Short task:
Go through the listing below and list every line with "Tenis".

• • •

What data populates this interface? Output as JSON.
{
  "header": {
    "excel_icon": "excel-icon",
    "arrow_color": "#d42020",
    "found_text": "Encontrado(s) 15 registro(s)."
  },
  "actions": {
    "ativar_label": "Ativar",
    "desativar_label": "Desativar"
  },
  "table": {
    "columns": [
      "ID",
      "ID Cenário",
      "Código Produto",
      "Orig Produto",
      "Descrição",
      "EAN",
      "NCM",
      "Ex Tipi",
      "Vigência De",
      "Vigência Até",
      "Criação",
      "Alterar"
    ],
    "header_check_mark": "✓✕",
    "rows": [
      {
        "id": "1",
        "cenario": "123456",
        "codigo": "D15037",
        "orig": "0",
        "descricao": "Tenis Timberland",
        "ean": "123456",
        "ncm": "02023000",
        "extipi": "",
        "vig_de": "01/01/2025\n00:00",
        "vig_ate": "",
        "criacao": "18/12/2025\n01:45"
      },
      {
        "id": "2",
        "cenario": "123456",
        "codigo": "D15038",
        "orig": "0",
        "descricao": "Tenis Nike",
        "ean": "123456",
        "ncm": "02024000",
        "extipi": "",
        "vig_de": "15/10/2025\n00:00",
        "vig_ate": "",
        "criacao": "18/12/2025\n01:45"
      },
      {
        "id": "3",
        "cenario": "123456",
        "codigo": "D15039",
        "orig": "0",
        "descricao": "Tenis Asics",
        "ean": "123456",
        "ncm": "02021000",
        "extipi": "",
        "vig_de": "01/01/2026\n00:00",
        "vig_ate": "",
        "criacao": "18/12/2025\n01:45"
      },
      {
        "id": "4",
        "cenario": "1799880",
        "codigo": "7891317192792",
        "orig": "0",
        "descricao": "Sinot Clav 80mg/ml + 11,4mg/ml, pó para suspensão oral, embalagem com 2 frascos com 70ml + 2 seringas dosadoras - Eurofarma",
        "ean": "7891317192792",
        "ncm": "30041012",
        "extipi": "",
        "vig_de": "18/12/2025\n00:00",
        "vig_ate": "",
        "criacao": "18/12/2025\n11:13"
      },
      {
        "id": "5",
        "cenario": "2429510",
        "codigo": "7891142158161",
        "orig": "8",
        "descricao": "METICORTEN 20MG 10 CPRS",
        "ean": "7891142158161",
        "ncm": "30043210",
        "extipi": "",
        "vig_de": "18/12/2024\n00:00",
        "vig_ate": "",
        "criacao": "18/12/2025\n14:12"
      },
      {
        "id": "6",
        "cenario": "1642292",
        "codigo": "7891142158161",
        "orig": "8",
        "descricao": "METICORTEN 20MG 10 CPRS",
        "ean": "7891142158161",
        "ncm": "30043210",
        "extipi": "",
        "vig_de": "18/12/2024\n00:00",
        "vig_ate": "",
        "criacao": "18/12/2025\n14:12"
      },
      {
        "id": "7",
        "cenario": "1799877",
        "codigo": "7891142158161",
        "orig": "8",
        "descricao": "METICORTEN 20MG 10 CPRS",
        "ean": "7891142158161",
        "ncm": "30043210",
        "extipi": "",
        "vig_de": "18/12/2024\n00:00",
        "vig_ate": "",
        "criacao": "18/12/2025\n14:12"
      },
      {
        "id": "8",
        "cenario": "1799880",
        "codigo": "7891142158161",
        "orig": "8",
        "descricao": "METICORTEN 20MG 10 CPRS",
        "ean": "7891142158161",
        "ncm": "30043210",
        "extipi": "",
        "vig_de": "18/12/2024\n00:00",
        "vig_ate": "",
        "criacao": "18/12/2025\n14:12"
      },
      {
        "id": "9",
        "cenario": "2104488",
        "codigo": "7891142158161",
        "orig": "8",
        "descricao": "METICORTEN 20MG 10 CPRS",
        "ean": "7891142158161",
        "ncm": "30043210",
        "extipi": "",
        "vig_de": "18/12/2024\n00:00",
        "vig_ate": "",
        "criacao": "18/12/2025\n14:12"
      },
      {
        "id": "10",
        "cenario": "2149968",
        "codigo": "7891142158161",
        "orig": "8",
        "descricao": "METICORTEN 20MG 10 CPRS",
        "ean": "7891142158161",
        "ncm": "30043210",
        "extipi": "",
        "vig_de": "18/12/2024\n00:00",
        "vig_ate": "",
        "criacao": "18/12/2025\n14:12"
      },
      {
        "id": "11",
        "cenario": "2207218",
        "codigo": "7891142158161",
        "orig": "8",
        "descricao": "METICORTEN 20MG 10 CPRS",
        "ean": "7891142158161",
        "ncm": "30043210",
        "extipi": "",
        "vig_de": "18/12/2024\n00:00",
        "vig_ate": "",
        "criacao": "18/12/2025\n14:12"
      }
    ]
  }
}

• • •

Finished exercise:
        "descricao": "Tenis Timberland",
        "descricao": "Tenis Nike",
        "descricao": "Tenis Asics",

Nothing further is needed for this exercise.